* **Problem statement**:
Count lines with "timelines" in them. Report only the total.

----- Provided records

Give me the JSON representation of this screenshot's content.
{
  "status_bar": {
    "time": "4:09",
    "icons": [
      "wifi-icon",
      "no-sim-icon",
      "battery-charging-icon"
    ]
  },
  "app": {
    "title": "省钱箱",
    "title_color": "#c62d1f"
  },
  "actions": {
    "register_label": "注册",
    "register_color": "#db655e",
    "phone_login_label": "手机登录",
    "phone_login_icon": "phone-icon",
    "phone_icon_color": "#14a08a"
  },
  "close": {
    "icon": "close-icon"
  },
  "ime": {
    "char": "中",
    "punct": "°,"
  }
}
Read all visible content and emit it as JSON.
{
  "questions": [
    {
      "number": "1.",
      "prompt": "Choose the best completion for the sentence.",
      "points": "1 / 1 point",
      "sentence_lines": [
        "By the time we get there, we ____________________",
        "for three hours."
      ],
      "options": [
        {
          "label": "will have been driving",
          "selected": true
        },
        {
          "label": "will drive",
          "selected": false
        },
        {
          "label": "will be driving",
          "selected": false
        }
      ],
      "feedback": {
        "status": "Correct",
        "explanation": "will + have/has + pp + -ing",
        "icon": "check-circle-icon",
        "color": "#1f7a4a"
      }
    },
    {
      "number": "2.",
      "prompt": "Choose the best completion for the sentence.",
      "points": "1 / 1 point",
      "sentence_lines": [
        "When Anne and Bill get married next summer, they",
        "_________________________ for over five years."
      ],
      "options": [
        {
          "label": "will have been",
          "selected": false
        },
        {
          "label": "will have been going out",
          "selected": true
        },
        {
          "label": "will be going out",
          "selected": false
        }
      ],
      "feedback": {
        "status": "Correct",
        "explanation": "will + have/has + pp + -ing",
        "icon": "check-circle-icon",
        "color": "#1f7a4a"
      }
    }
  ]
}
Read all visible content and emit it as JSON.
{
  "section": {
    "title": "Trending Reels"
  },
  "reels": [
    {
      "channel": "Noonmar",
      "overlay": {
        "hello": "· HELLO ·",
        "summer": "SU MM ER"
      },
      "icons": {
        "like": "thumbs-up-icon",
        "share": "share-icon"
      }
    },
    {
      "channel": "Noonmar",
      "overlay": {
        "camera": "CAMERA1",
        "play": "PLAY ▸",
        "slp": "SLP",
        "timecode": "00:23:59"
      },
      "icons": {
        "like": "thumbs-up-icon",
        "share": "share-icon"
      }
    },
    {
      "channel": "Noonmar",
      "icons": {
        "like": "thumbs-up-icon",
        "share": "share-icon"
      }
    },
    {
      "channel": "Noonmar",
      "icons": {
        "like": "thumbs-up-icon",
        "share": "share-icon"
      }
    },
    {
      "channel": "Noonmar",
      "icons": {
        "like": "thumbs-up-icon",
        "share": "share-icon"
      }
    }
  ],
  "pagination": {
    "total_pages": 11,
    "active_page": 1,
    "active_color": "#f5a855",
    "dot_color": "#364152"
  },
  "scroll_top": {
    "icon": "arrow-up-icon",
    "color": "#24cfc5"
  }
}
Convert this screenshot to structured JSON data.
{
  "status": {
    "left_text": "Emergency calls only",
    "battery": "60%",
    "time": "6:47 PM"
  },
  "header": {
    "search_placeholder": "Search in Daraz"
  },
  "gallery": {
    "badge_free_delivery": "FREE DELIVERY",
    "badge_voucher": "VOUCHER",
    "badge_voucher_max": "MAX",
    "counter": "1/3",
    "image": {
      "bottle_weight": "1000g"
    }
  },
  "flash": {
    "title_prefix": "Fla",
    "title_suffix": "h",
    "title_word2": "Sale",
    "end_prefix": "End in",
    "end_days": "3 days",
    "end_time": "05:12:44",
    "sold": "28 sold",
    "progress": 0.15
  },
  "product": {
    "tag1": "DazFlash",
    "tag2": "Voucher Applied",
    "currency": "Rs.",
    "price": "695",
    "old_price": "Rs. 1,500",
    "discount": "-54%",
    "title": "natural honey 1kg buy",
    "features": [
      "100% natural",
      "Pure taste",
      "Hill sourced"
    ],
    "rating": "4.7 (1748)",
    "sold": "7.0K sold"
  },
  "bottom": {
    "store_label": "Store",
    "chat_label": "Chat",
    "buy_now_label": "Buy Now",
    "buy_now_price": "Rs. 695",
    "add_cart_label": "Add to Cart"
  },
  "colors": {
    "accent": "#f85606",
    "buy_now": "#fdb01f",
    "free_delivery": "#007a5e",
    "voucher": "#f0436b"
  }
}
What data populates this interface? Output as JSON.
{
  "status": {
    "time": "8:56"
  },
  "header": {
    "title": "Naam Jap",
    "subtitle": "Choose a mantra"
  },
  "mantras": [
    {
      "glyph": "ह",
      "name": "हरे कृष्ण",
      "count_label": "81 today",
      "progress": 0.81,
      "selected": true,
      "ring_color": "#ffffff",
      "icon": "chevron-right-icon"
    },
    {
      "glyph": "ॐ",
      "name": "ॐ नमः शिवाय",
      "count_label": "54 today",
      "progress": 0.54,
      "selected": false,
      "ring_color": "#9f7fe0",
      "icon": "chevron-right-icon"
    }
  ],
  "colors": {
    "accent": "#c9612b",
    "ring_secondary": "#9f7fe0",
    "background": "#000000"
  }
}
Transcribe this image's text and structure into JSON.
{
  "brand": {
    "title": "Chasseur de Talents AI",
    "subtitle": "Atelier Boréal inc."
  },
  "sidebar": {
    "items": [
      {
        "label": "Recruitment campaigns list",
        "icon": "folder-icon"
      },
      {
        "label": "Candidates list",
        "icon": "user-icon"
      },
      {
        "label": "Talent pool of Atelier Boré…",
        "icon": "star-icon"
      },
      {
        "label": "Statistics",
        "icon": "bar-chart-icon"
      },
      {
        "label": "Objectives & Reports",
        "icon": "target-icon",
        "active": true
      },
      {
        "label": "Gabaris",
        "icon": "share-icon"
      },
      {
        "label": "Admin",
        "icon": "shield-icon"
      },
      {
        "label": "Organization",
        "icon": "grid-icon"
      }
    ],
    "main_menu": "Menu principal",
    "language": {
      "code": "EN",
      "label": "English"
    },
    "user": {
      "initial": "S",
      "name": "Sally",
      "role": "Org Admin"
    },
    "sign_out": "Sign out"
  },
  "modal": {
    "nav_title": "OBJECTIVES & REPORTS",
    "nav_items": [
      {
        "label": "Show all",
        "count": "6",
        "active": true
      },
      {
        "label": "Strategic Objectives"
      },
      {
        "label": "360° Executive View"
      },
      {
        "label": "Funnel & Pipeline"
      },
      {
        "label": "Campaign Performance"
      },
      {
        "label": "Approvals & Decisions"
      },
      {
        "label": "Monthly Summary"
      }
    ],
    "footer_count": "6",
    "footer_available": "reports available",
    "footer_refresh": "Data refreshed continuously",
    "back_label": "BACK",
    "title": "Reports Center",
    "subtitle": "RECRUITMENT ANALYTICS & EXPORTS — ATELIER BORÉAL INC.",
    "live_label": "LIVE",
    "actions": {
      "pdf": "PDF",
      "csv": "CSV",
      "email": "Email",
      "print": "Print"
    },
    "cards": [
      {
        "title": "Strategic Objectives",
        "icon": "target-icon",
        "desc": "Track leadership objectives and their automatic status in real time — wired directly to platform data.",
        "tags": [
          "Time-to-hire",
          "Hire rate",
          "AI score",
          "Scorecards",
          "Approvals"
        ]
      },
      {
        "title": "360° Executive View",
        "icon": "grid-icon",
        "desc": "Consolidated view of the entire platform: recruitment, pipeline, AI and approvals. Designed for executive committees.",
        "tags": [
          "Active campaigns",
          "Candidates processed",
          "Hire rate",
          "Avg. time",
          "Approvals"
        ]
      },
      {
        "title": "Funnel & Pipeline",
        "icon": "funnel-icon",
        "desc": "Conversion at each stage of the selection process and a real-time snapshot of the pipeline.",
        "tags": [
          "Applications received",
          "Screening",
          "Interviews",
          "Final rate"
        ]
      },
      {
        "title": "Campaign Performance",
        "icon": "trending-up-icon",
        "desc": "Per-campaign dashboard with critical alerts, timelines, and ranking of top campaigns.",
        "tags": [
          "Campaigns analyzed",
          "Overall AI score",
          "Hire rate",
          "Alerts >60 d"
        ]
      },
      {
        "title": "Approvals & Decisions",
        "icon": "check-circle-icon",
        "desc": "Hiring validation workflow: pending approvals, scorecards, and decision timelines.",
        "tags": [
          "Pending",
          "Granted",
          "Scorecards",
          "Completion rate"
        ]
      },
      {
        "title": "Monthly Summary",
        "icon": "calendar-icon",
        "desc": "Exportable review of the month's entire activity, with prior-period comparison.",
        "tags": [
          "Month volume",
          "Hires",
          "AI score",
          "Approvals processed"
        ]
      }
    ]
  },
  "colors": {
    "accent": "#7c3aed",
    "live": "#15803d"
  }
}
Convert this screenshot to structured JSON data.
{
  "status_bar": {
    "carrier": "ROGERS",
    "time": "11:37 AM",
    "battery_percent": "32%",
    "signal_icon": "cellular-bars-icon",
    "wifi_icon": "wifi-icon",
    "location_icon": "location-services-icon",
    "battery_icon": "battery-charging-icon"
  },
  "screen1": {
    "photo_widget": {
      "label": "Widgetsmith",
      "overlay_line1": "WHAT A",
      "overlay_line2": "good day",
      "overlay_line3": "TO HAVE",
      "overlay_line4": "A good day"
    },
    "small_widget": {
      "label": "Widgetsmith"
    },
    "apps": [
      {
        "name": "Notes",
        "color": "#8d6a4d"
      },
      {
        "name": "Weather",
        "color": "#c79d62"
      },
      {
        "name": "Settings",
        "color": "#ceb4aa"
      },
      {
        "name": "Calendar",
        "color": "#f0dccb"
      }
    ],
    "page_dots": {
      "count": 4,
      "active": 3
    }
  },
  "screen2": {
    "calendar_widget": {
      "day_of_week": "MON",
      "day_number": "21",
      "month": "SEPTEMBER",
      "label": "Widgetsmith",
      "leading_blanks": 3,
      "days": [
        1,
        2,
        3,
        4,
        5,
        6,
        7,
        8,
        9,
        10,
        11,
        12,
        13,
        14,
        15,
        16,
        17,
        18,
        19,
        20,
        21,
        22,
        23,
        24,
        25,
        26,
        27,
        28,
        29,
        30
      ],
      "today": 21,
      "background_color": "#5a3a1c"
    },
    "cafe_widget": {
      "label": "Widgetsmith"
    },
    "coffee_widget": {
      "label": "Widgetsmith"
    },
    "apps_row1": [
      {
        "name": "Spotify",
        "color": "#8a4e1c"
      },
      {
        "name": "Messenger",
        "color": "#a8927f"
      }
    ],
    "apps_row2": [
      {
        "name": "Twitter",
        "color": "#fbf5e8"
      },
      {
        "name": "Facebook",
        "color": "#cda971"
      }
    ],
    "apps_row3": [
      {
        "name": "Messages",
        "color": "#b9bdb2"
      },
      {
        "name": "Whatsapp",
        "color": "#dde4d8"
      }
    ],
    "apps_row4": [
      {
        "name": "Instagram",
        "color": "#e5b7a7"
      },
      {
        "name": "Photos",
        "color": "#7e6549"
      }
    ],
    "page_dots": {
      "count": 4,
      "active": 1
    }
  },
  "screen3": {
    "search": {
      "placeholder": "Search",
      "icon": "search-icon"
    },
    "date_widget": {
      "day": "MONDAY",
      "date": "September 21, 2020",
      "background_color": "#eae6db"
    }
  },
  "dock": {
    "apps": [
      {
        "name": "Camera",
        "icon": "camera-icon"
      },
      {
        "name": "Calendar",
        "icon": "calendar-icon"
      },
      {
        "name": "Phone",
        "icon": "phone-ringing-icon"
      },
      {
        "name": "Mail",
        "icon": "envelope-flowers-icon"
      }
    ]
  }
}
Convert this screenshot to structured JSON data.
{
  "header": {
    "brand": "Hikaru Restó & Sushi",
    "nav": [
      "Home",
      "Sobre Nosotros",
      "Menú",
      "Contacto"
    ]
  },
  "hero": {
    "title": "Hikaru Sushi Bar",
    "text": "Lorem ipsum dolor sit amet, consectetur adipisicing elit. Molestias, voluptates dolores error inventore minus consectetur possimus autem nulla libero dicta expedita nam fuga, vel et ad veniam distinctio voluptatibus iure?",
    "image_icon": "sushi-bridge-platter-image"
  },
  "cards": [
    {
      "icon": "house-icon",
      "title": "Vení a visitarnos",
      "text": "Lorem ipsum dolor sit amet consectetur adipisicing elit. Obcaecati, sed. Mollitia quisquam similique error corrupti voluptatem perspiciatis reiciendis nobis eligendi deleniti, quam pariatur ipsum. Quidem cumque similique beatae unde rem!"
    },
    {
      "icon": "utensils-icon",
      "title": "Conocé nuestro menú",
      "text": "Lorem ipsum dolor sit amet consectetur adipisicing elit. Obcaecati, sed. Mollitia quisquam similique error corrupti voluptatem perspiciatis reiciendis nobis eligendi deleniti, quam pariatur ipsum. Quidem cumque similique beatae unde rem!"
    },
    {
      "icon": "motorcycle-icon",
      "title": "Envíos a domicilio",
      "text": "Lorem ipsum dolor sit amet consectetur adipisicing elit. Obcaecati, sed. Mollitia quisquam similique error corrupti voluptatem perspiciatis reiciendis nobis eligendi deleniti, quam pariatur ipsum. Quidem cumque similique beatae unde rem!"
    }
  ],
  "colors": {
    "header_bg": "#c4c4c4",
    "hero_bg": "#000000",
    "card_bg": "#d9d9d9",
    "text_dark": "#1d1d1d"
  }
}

----------

* **Right answer**:
2